— BEGIN —

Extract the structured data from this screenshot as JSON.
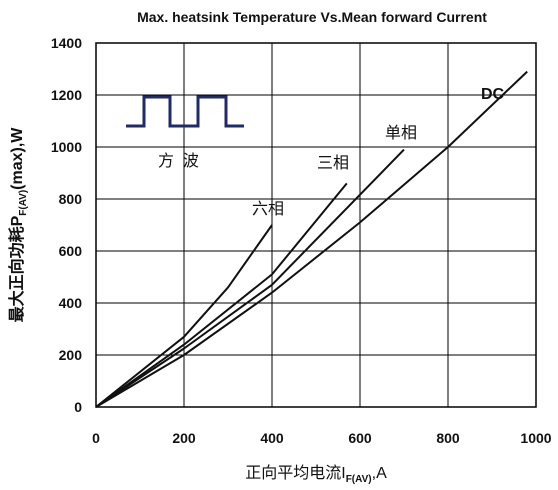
{
  "chart_data": {
    "type": "line",
    "title": "Max. heatsink Temperature Vs.Mean forward Current",
    "ylabel": {
      "prefix": "最大正向功耗P",
      "sub": "F(AV)",
      "suffix": "(max),W"
    },
    "xlabel": {
      "prefix": "正向平均电流I",
      "sub": "F(AV)",
      "suffix": ",A"
    },
    "xlim": [
      0,
      1000
    ],
    "ylim": [
      0,
      1400
    ],
    "xticks": [
      0,
      200,
      400,
      600,
      800,
      1000
    ],
    "yticks": [
      0,
      200,
      400,
      600,
      800,
      1000,
      1200,
      1400
    ],
    "xtick_labels": [
      "0",
      "200",
      "400",
      "600",
      "800",
      "1000"
    ],
    "ytick_labels": [
      "0",
      "200",
      "400",
      "600",
      "800",
      "1000",
      "1200",
      "1400"
    ],
    "grid": true,
    "inset_label": "方  波",
    "series": [
      {
        "name": "六相",
        "x": [
          0,
          200,
          300,
          400
        ],
        "y": [
          0,
          270,
          460,
          700
        ]
      },
      {
        "name": "三相",
        "x": [
          0,
          200,
          400,
          570
        ],
        "y": [
          0,
          240,
          510,
          860
        ]
      },
      {
        "name": "单相",
        "x": [
          0,
          200,
          400,
          700
        ],
        "y": [
          0,
          225,
          470,
          990
        ]
      },
      {
        "name": "DC",
        "x": [
          0,
          200,
          400,
          600,
          800,
          980
        ],
        "y": [
          0,
          200,
          440,
          710,
          1000,
          1290
        ]
      }
    ],
    "colors": {
      "line": "#111111",
      "inset": "#1f2a6b",
      "grid": "#000000"
    }
  }
}
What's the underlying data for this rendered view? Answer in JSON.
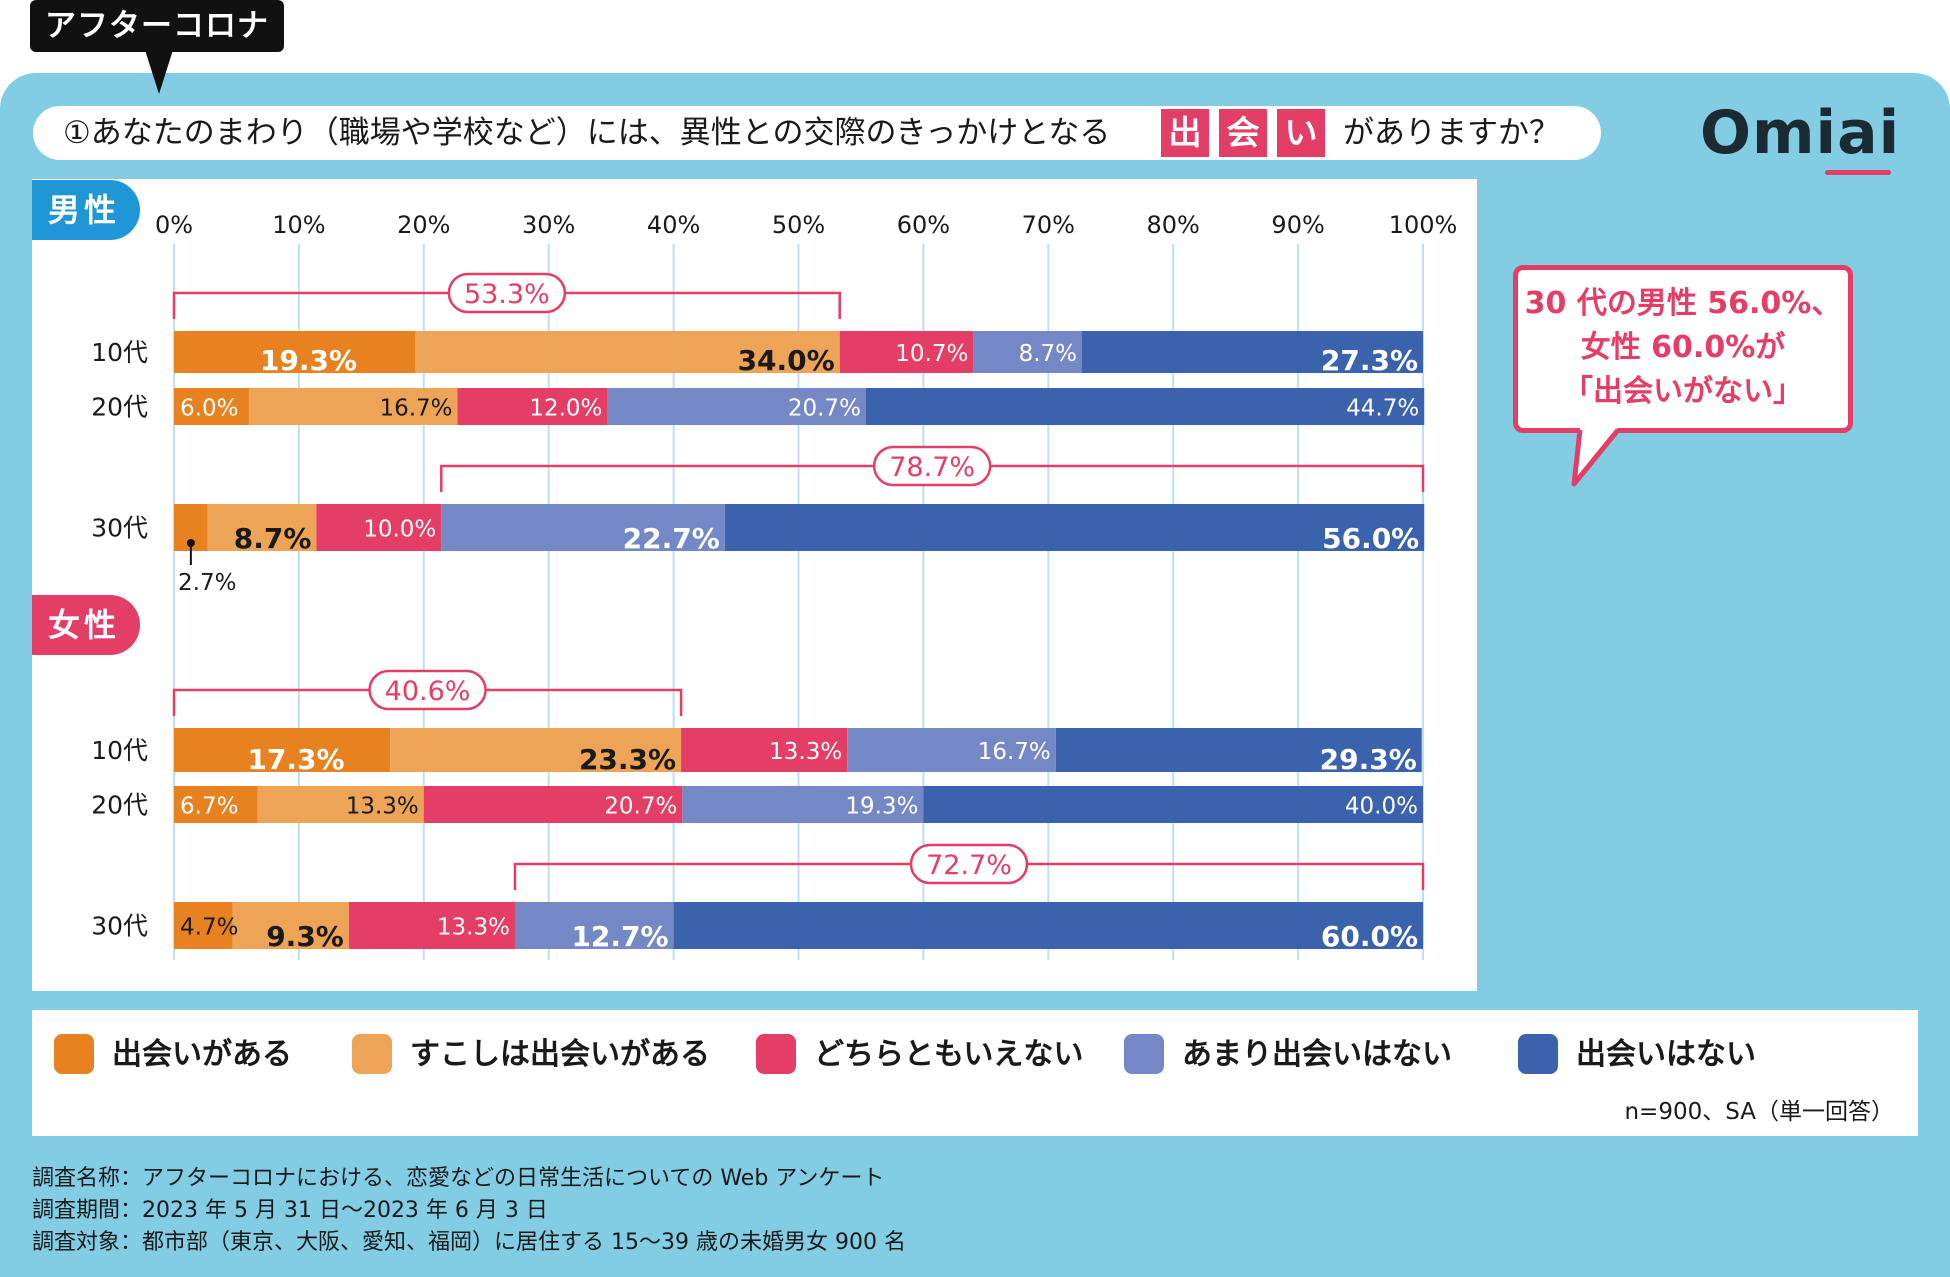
{
  "tag": "アフターコロナ",
  "question": {
    "prefix": "①あなたのまわり（職場や学校など）には、異性との交際のきっかけとなる",
    "highlight": [
      "出",
      "会",
      "い"
    ],
    "suffix": "がありますか？"
  },
  "logo": "Omiai",
  "callout": [
    "30 代の男性 56.0%、",
    "女性 60.0%が",
    "「出会いがない」"
  ],
  "colors": {
    "deai_aru": "#e8811f",
    "sukoshi": "#eea457",
    "dochira": "#e43d66",
    "amari": "#7388c5",
    "nai": "#3a62ad",
    "pink": "#e43d66",
    "panel": "#82cde4",
    "male_tab": "#1f96d6"
  },
  "chart_data": {
    "type": "bar",
    "orientation": "horizontal-stacked-100",
    "axis_ticks": [
      "0%",
      "10%",
      "20%",
      "30%",
      "40%",
      "50%",
      "60%",
      "70%",
      "80%",
      "90%",
      "100%"
    ],
    "xlim": [
      0,
      100
    ],
    "series_names": [
      "出会いがある",
      "すこしは出会いがある",
      "どちらともいえない",
      "あまり出会いはない",
      "出会いはない"
    ],
    "groups": [
      {
        "label": "男性",
        "rows": [
          {
            "category": "10代",
            "values": [
              19.3,
              34.0,
              10.7,
              8.7,
              27.3
            ],
            "labels": [
              "19.3%",
              "34.0%",
              "10.7%",
              "8.7%",
              "27.3%"
            ],
            "big": true,
            "bracket": {
              "label": "53.3%",
              "span": "first-two"
            }
          },
          {
            "category": "20代",
            "values": [
              6.0,
              16.7,
              12.0,
              20.7,
              44.7
            ],
            "labels": [
              "6.0%",
              "16.7%",
              "12.0%",
              "20.7%",
              "44.7%"
            ],
            "big": false
          },
          {
            "category": "30代",
            "values": [
              2.7,
              8.7,
              10.0,
              22.7,
              56.0
            ],
            "labels": [
              "2.7%",
              "8.7%",
              "10.0%",
              "22.7%",
              "56.0%"
            ],
            "big": true,
            "bracket": {
              "label": "78.7%",
              "span": "last-two"
            }
          }
        ]
      },
      {
        "label": "女性",
        "rows": [
          {
            "category": "10代",
            "values": [
              17.3,
              23.3,
              13.3,
              16.7,
              29.3
            ],
            "labels": [
              "17.3%",
              "23.3%",
              "13.3%",
              "16.7%",
              "29.3%"
            ],
            "big": true,
            "bracket": {
              "label": "40.6%",
              "span": "first-two"
            }
          },
          {
            "category": "20代",
            "values": [
              6.7,
              13.3,
              20.7,
              19.3,
              40.0
            ],
            "labels": [
              "6.7%",
              "13.3%",
              "20.7%",
              "19.3%",
              "40.0%"
            ],
            "big": false
          },
          {
            "category": "30代",
            "values": [
              4.7,
              9.3,
              13.3,
              12.7,
              60.0
            ],
            "labels": [
              "4.7%",
              "9.3%",
              "13.3%",
              "12.7%",
              "60.0%"
            ],
            "big": true,
            "bracket": {
              "label": "72.7%",
              "span": "last-two"
            }
          }
        ]
      }
    ]
  },
  "legend": [
    "出会いがある",
    "すこしは出会いがある",
    "どちらともいえない",
    "あまり出会いはない",
    "出会いはない"
  ],
  "sample_note": "n=900、SA（単一回答）",
  "footer": [
    "調査名称：アフターコロナにおける、恋愛などの日常生活についての Web アンケート",
    "調査期間：2023 年 5 月 31 日～2023 年 6 月 3 日",
    "調査対象：都市部（東京、大阪、愛知、福岡）に居住する 15～39 歳の未婚男女 900 名"
  ]
}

— END —

WORK INSTRUCTIONS -> Go through the material line by line. Show each line that contains the string "this".

TASK SOLUTION ->
Extract the structured data from this screenshot as JSON.
What's the underlying data for this rendered view? Answer in JSON.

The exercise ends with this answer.